Retype all of the listing exactly, passing over any picture you find.

****************************************

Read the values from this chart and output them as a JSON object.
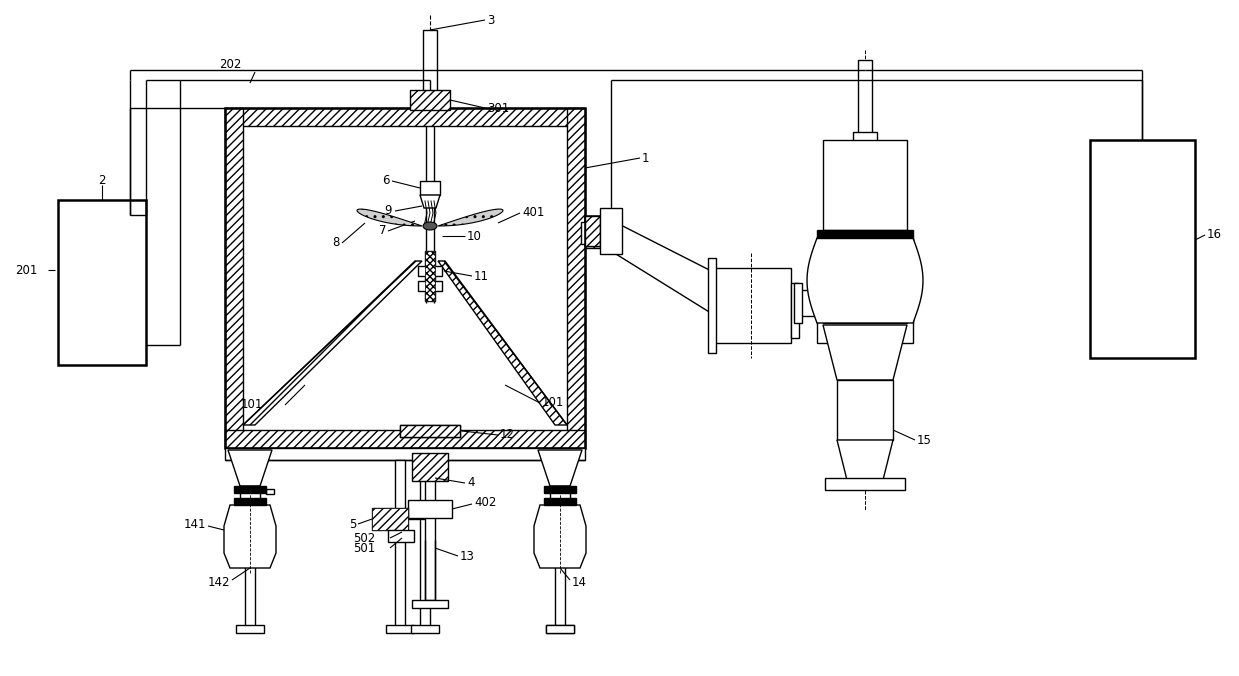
{
  "bg_color": "#ffffff",
  "line_color": "#000000",
  "lw": 1.0,
  "tlw": 1.8,
  "fs": 8.5
}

****************************************

Correct response:
Read the values from this chart and output them as a JSON object.
{
  "bg_color": "#ffffff",
  "line_color": "#000000",
  "lw": 1.0,
  "tlw": 1.8,
  "fs": 8.5
}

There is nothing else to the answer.